TASK REQUIREMENTS: Write out the data below in full. Keep it exact.
------ MATERIALS PROVIDED ------
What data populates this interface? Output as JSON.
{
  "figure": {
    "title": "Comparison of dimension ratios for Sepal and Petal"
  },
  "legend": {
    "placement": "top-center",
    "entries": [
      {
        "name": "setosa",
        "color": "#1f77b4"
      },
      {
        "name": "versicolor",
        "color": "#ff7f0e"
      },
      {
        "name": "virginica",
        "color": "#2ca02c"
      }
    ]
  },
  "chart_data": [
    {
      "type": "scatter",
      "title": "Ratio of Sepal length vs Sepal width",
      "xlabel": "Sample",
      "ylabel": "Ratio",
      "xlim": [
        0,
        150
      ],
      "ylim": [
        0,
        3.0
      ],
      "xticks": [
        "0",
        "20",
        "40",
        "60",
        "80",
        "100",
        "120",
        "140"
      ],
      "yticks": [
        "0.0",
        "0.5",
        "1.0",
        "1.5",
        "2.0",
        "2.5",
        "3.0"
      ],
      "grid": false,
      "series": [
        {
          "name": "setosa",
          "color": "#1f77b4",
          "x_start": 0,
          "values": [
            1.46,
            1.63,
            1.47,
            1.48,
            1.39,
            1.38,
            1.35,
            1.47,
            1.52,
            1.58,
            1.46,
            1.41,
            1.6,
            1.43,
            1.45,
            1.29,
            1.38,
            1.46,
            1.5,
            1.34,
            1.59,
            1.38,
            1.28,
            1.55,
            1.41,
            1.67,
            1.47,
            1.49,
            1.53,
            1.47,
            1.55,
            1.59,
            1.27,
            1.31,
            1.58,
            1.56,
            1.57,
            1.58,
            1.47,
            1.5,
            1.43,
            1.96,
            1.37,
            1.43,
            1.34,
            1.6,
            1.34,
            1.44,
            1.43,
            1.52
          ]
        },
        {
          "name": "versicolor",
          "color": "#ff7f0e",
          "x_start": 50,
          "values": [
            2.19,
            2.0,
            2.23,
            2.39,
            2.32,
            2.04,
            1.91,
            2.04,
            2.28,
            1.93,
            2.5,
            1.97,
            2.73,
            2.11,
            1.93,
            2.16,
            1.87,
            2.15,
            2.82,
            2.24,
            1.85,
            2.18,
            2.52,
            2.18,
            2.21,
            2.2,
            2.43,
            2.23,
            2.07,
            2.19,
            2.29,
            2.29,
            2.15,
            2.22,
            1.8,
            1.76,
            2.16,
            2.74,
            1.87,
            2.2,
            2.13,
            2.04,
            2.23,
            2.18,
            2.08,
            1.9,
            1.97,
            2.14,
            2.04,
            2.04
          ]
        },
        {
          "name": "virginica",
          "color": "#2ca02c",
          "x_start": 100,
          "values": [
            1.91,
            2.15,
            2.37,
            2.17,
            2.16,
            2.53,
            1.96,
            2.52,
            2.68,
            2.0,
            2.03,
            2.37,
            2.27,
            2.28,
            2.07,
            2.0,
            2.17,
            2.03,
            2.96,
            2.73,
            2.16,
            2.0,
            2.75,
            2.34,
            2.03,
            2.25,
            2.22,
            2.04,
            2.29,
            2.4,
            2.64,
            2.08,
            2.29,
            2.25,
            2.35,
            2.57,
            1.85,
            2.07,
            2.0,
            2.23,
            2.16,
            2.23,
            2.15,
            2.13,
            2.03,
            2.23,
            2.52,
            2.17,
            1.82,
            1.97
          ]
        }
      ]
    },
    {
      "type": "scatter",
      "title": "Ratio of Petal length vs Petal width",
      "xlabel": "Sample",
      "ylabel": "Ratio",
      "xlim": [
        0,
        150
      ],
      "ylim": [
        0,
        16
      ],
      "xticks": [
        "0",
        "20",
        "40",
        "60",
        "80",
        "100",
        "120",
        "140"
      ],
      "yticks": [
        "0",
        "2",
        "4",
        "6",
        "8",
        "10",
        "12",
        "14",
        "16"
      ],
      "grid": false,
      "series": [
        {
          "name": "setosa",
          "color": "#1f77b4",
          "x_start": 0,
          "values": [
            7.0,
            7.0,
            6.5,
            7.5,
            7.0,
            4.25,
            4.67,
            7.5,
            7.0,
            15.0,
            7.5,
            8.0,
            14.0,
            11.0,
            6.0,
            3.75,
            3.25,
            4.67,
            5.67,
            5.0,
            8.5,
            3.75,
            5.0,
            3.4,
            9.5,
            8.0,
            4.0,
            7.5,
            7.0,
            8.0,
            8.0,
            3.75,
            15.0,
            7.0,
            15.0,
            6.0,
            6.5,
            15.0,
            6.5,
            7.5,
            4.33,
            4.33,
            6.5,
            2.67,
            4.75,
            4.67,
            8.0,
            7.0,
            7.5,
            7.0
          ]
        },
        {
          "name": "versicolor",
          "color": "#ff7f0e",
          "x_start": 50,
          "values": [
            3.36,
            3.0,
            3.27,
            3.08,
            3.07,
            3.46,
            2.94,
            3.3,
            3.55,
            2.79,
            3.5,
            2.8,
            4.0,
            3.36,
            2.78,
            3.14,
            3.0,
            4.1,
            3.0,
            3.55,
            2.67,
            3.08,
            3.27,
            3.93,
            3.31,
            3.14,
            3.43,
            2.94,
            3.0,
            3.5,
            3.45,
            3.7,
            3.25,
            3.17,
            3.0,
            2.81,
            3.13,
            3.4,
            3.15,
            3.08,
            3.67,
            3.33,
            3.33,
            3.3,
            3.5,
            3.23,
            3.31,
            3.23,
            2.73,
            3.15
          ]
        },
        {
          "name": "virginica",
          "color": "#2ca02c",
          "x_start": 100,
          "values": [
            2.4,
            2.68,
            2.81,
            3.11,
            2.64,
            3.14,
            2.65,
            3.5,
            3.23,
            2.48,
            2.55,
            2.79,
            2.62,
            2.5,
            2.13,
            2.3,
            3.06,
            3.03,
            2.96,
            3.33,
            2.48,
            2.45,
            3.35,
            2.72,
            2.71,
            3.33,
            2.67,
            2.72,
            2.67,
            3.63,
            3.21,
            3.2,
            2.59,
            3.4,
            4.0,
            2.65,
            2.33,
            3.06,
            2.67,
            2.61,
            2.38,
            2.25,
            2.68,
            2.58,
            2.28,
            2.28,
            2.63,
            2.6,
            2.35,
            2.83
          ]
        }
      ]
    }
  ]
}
------
EXERCISE SOLUTION:
What data populates this interface? Output as JSON.
{
  "figure": {
    "title": "Comparison of dimension ratios for Sepal and Petal"
  },
  "legend": {
    "placement": "top-center",
    "entries": [
      {
        "name": "setosa",
        "color": "#1f77b4"
      },
      {
        "name": "versicolor",
        "color": "#ff7f0e"
      },
      {
        "name": "virginica",
        "color": "#2ca02c"
      }
    ]
  },
  "chart_data": [
    {
      "type": "scatter",
      "title": "Ratio of Sepal length vs Sepal width",
      "xlabel": "Sample",
      "ylabel": "Ratio",
      "xlim": [
        0,
        150
      ],
      "ylim": [
        0,
        3.0
      ],
      "xticks": [
        "0",
        "20",
        "40",
        "60",
        "80",
        "100",
        "120",
        "140"
      ],
      "yticks": [
        "0.0",
        "0.5",
        "1.0",
        "1.5",
        "2.0",
        "2.5",
        "3.0"
      ],
      "grid": false,
      "series": [
        {
          "name": "setosa",
          "color": "#1f77b4",
          "x_start": 0,
          "values": [
            1.46,
            1.63,
            1.47,
            1.48,
            1.39,
            1.38,
            1.35,
            1.47,
            1.52,
            1.58,
            1.46,
            1.41,
            1.6,
            1.43,
            1.45,
            1.29,
            1.38,
            1.46,
            1.5,
            1.34,
            1.59,
            1.38,
            1.28,
            1.55,
            1.41,
            1.67,
            1.47,
            1.49,
            1.53,
            1.47,
            1.55,
            1.59,
            1.27,
            1.31,
            1.58,
            1.56,
            1.57,
            1.58,
            1.47,
            1.5,
            1.43,
            1.96,
            1.37,
            1.43,
            1.34,
            1.6,
            1.34,
            1.44,
            1.43,
            1.52
          ]
        },
        {
          "name": "versicolor",
          "color": "#ff7f0e",
          "x_start": 50,
          "values": [
            2.19,
            2.0,
            2.23,
            2.39,
            2.32,
            2.04,
            1.91,
            2.04,
            2.28,
            1.93,
            2.5,
            1.97,
            2.73,
            2.11,
            1.93,
            2.16,
            1.87,
            2.15,
            2.82,
            2.24,
            1.85,
            2.18,
            2.52,
            2.18,
            2.21,
            2.2,
            2.43,
            2.23,
            2.07,
            2.19,
            2.29,
            2.29,
            2.15,
            2.22,
            1.8,
            1.76,
            2.16,
            2.74,
            1.87,
            2.2,
            2.13,
            2.04,
            2.23,
            2.18,
            2.08,
            1.9,
            1.97,
            2.14,
            2.04,
            2.04
          ]
        },
        {
          "name": "virginica",
          "color": "#2ca02c",
          "x_start": 100,
          "values": [
            1.91,
            2.15,
            2.37,
            2.17,
            2.16,
            2.53,
            1.96,
            2.52,
            2.68,
            2.0,
            2.03,
            2.37,
            2.27,
            2.28,
            2.07,
            2.0,
            2.17,
            2.03,
            2.96,
            2.73,
            2.16,
            2.0,
            2.75,
            2.34,
            2.03,
            2.25,
            2.22,
            2.04,
            2.29,
            2.4,
            2.64,
            2.08,
            2.29,
            2.25,
            2.35,
            2.57,
            1.85,
            2.07,
            2.0,
            2.23,
            2.16,
            2.23,
            2.15,
            2.13,
            2.03,
            2.23,
            2.52,
            2.17,
            1.82,
            1.97
          ]
        }
      ]
    },
    {
      "type": "scatter",
      "title": "Ratio of Petal length vs Petal width",
      "xlabel": "Sample",
      "ylabel": "Ratio",
      "xlim": [
        0,
        150
      ],
      "ylim": [
        0,
        16
      ],
      "xticks": [
        "0",
        "20",
        "40",
        "60",
        "80",
        "100",
        "120",
        "140"
      ],
      "yticks": [
        "0",
        "2",
        "4",
        "6",
        "8",
        "10",
        "12",
        "14",
        "16"
      ],
      "grid": false,
      "series": [
        {
          "name": "setosa",
          "color": "#1f77b4",
          "x_start": 0,
          "values": [
            7.0,
            7.0,
            6.5,
            7.5,
            7.0,
            4.25,
            4.67,
            7.5,
            7.0,
            15.0,
            7.5,
            8.0,
            14.0,
            11.0,
            6.0,
            3.75,
            3.25,
            4.67,
            5.67,
            5.0,
            8.5,
            3.75,
            5.0,
            3.4,
            9.5,
            8.0,
            4.0,
            7.5,
            7.0,
            8.0,
            8.0,
            3.75,
            15.0,
            7.0,
            15.0,
            6.0,
            6.5,
            15.0,
            6.5,
            7.5,
            4.33,
            4.33,
            6.5,
            2.67,
            4.75,
            4.67,
            8.0,
            7.0,
            7.5,
            7.0
          ]
        },
        {
          "name": "versicolor",
          "color": "#ff7f0e",
          "x_start": 50,
          "values": [
            3.36,
            3.0,
            3.27,
            3.08,
            3.07,
            3.46,
            2.94,
            3.3,
            3.55,
            2.79,
            3.5,
            2.8,
            4.0,
            3.36,
            2.78,
            3.14,
            3.0,
            4.1,
            3.0,
            3.55,
            2.67,
            3.08,
            3.27,
            3.93,
            3.31,
            3.14,
            3.43,
            2.94,
            3.0,
            3.5,
            3.45,
            3.7,
            3.25,
            3.17,
            3.0,
            2.81,
            3.13,
            3.4,
            3.15,
            3.08,
            3.67,
            3.33,
            3.33,
            3.3,
            3.5,
            3.23,
            3.31,
            3.23,
            2.73,
            3.15
          ]
        },
        {
          "name": "virginica",
          "color": "#2ca02c",
          "x_start": 100,
          "values": [
            2.4,
            2.68,
            2.81,
            3.11,
            2.64,
            3.14,
            2.65,
            3.5,
            3.23,
            2.48,
            2.55,
            2.79,
            2.62,
            2.5,
            2.13,
            2.3,
            3.06,
            3.03,
            2.96,
            3.33,
            2.48,
            2.45,
            3.35,
            2.72,
            2.71,
            3.33,
            2.67,
            2.72,
            2.67,
            3.63,
            3.21,
            3.2,
            2.59,
            3.4,
            4.0,
            2.65,
            2.33,
            3.06,
            2.67,
            2.61,
            2.38,
            2.25,
            2.68,
            2.58,
            2.28,
            2.28,
            2.63,
            2.6,
            2.35,
            2.83
          ]
        }
      ]
    }
  ]
}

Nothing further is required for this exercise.